**PROBLEM TO SOLVE**
Collect the lines of the entries where "печать" shows up.

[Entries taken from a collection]
## start

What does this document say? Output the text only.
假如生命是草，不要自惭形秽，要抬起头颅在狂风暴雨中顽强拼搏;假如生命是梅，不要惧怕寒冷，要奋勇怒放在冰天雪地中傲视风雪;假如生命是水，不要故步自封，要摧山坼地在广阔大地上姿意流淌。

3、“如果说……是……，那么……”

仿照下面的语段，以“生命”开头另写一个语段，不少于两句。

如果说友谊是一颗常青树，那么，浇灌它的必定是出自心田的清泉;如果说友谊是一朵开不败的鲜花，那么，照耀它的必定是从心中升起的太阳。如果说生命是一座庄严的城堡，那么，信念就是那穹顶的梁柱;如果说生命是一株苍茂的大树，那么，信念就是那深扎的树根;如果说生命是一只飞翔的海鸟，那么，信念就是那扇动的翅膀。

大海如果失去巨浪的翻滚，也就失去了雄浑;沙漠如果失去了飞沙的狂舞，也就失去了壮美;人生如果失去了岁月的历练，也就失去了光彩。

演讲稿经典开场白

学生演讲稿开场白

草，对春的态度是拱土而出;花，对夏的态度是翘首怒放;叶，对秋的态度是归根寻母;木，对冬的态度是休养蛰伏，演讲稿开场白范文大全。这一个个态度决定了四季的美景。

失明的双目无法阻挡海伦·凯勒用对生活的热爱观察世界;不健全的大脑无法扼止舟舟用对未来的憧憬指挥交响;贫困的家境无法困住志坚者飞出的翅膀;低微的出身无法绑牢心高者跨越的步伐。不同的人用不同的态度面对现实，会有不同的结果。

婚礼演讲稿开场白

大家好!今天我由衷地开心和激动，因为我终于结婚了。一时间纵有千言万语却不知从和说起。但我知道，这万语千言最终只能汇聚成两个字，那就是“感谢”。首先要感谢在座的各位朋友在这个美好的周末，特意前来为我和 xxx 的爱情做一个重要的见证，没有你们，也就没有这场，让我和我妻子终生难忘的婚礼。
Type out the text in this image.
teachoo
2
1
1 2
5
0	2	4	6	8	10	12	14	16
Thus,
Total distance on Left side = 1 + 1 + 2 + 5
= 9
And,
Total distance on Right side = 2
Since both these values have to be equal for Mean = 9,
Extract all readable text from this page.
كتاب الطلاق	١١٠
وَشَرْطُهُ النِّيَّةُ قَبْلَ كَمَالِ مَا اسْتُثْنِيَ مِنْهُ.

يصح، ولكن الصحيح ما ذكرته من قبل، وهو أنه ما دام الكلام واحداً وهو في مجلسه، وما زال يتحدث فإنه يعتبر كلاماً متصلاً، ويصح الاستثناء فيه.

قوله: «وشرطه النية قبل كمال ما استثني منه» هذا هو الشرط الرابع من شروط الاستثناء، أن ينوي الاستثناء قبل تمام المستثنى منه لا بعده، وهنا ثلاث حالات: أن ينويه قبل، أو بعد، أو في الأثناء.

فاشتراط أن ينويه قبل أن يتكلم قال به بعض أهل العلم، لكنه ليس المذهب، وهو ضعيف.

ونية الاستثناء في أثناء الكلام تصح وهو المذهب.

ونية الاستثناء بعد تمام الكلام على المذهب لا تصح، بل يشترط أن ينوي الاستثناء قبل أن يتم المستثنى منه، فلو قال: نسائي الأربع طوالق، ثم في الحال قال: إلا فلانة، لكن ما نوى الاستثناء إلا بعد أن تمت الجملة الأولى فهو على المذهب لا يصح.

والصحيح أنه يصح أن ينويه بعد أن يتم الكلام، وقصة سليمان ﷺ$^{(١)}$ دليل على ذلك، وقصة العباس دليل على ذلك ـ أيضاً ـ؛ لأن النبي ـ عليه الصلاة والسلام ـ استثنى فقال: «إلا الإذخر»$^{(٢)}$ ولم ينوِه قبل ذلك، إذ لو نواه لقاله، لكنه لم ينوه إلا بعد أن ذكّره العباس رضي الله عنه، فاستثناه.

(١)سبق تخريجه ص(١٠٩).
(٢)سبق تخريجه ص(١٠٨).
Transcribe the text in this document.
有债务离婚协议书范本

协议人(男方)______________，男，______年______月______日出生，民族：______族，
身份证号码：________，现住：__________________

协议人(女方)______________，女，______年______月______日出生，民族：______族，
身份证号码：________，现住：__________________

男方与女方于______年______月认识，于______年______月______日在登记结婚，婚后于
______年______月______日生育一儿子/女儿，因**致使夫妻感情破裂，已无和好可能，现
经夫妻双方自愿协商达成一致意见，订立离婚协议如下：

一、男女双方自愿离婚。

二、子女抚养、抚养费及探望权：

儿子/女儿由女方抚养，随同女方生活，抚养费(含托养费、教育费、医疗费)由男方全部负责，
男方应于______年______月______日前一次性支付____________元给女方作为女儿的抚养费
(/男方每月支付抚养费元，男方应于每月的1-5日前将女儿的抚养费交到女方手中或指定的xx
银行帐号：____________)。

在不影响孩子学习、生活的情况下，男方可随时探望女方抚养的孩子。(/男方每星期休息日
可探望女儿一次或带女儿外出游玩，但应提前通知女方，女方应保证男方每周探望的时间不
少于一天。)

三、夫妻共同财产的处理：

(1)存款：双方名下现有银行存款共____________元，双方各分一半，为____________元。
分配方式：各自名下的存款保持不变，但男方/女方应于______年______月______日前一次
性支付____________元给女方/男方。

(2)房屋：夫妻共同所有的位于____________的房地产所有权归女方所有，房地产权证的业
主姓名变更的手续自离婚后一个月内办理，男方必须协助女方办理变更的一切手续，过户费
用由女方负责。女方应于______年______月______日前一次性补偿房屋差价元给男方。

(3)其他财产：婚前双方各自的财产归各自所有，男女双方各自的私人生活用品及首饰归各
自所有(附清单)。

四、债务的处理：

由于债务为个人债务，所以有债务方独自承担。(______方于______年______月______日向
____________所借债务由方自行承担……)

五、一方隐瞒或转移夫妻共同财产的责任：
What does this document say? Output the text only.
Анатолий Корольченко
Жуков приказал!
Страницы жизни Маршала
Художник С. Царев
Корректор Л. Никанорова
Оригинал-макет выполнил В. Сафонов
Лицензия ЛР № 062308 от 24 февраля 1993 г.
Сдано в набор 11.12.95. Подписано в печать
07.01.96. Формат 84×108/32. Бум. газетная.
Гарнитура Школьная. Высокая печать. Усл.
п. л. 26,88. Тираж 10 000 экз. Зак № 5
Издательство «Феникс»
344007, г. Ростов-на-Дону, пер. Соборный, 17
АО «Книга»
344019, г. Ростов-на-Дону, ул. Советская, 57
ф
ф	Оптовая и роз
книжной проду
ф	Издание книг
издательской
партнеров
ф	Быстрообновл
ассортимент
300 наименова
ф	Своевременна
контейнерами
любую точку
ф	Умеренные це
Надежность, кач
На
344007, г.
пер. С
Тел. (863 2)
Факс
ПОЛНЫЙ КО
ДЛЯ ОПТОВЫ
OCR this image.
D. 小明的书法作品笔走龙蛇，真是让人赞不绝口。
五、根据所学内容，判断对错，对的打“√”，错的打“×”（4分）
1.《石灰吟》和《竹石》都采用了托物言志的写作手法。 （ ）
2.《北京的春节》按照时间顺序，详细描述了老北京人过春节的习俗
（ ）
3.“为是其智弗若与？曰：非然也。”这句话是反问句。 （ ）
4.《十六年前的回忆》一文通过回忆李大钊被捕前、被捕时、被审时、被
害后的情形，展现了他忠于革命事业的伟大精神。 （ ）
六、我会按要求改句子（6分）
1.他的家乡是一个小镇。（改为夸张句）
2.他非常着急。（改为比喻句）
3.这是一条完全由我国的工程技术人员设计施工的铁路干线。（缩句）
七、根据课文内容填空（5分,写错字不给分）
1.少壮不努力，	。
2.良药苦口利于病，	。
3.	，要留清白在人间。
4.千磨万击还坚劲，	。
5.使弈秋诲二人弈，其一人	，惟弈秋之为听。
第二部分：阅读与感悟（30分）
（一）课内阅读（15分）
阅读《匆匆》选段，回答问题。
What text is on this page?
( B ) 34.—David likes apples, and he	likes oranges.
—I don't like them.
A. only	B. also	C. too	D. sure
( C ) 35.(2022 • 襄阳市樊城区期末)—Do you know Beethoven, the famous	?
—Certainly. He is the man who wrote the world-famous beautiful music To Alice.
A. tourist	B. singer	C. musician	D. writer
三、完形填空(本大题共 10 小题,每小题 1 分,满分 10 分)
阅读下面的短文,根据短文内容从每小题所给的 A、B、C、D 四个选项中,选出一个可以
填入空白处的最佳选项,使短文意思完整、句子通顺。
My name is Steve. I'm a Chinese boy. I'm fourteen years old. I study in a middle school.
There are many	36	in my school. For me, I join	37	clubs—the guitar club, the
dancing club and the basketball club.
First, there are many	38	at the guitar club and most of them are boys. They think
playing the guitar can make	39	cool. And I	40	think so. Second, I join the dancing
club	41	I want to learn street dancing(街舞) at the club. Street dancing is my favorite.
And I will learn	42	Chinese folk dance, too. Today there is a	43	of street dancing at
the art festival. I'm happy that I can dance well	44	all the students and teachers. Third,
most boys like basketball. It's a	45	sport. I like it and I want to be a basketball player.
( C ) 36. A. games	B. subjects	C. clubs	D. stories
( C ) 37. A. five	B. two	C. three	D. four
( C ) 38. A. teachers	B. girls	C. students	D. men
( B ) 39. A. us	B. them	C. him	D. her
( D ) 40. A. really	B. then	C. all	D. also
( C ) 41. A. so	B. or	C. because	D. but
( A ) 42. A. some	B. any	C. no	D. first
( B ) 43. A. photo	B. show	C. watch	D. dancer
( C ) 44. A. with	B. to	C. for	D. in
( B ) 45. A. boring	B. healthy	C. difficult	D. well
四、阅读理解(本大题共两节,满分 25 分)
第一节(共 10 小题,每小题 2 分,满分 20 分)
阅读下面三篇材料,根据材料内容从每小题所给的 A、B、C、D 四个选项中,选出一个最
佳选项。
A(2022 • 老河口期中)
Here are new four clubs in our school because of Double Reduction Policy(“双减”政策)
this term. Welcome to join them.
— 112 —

## end

**EXERCISE RESULT**
Сдано в набор 11.12.95. Подписано в печать
Гарнитура Школьная. Высокая печать. Усл.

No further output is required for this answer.